— Begin RECORDS SHOWN —

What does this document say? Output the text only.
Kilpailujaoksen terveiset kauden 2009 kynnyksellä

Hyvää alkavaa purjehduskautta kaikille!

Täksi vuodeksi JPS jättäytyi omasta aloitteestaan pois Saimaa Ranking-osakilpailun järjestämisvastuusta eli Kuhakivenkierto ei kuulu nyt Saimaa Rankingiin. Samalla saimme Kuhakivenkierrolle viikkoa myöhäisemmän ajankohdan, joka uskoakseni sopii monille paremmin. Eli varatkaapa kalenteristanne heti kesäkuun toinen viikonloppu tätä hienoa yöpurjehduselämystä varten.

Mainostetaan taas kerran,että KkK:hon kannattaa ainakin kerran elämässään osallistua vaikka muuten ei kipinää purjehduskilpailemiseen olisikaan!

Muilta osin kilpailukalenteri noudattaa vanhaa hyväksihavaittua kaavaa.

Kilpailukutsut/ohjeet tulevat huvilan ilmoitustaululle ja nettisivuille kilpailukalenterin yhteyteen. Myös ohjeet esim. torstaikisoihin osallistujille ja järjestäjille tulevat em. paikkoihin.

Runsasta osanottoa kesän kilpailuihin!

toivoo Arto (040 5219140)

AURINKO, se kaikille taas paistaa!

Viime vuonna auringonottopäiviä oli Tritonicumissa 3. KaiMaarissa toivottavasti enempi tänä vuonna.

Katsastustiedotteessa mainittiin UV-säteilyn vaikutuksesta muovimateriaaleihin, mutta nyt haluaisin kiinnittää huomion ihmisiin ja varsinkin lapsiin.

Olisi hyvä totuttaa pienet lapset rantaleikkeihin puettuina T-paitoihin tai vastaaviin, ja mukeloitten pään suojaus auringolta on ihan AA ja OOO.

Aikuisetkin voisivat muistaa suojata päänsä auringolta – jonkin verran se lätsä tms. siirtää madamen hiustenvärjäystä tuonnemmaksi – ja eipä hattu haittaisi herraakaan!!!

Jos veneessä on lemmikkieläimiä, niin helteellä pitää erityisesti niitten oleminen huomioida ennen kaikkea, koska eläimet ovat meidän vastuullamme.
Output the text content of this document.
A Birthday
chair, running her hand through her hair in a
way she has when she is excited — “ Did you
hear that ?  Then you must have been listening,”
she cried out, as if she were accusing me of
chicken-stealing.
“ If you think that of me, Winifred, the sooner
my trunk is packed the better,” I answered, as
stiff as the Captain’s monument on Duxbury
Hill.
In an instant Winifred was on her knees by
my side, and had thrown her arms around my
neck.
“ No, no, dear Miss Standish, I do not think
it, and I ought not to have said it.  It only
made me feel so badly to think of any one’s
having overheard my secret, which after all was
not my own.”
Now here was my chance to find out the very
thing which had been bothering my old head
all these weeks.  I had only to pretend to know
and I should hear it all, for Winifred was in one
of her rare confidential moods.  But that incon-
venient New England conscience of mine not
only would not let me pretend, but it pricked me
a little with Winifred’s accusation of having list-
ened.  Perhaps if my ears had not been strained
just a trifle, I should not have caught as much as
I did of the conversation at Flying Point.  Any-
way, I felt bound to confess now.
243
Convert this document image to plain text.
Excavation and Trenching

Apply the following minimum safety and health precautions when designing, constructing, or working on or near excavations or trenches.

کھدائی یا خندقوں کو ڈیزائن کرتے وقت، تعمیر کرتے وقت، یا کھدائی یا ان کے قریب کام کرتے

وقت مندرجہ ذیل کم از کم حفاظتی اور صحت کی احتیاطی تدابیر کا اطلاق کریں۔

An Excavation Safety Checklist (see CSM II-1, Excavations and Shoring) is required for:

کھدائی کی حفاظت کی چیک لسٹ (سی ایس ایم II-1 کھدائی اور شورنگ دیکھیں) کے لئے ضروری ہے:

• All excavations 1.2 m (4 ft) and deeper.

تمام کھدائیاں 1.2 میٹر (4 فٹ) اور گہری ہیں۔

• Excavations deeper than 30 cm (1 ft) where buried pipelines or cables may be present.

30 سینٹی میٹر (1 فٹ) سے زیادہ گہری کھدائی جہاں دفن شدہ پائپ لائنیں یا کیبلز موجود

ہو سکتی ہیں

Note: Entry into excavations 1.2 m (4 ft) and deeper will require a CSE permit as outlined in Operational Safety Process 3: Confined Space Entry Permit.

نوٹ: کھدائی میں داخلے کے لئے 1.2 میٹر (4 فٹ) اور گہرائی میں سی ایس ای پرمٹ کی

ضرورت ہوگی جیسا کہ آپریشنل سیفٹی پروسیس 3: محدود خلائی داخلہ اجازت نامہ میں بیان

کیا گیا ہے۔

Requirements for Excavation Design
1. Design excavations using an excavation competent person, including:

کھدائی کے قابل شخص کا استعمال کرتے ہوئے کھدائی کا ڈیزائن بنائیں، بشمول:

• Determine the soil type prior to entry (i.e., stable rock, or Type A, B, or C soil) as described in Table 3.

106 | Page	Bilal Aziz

— End RECORDS SHOWN —

Only the number is wanted: how many lines of the data contain the word "should"?

2